[Extracted records]
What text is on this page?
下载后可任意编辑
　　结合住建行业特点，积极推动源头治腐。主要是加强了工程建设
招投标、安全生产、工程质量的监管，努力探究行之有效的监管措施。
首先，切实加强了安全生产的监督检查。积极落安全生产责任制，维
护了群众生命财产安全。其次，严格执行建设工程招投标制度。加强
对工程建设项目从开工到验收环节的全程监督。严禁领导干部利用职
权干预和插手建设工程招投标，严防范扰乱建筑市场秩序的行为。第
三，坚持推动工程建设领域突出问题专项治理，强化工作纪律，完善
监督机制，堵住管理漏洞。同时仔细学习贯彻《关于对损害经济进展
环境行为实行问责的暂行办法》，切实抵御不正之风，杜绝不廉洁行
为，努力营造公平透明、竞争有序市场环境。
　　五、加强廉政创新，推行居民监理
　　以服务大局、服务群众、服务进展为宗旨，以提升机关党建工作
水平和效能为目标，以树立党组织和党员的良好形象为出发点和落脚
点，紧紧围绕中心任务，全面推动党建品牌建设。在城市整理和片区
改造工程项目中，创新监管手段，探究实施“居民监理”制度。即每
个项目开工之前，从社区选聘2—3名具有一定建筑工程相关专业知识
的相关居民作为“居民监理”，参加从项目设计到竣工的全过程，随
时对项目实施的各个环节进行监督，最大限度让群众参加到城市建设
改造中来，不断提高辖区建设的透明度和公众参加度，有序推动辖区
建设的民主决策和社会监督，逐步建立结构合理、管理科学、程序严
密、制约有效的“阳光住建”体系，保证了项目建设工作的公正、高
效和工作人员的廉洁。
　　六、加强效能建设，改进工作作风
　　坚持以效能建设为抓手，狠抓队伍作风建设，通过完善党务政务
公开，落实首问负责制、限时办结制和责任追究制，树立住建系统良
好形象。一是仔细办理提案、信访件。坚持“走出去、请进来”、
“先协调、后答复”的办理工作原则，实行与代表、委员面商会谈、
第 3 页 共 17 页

**Stated goal**
Extract every record. Keep wording exact.

**Solution**
What text is on this page?
下载后可任意编辑
　　结合住建行业特点，积极推动源头治腐。主要是加强了工程建设
招投标、安全生产、工程质量的监管，努力探究行之有效的监管措施。
首先，切实加强了安全生产的监督检查。积极落安全生产责任制，维
护了群众生命财产安全。其次，严格执行建设工程招投标制度。加强
对工程建设项目从开工到验收环节的全程监督。严禁领导干部利用职
权干预和插手建设工程招投标，严防范扰乱建筑市场秩序的行为。第
三，坚持推动工程建设领域突出问题专项治理，强化工作纪律，完善
监督机制，堵住管理漏洞。同时仔细学习贯彻《关于对损害经济进展
环境行为实行问责的暂行办法》，切实抵御不正之风，杜绝不廉洁行
为，努力营造公平透明、竞争有序市场环境。
　　五、加强廉政创新，推行居民监理
　　以服务大局、服务群众、服务进展为宗旨，以提升机关党建工作
水平和效能为目标，以树立党组织和党员的良好形象为出发点和落脚
点，紧紧围绕中心任务，全面推动党建品牌建设。在城市整理和片区
改造工程项目中，创新监管手段，探究实施“居民监理”制度。即每
个项目开工之前，从社区选聘2—3名具有一定建筑工程相关专业知识
的相关居民作为“居民监理”，参加从项目设计到竣工的全过程，随
时对项目实施的各个环节进行监督，最大限度让群众参加到城市建设
改造中来，不断提高辖区建设的透明度和公众参加度，有序推动辖区
建设的民主决策和社会监督，逐步建立结构合理、管理科学、程序严
密、制约有效的“阳光住建”体系，保证了项目建设工作的公正、高
效和工作人员的廉洁。
　　六、加强效能建设，改进工作作风
　　坚持以效能建设为抓手，狠抓队伍作风建设，通过完善党务政务
公开，落实首问负责制、限时办结制和责任追究制，树立住建系统良
好形象。一是仔细办理提案、信访件。坚持“走出去、请进来”、
“先协调、后答复”的办理工作原则，实行与代表、委员面商会谈、
第 3 页 共 17 页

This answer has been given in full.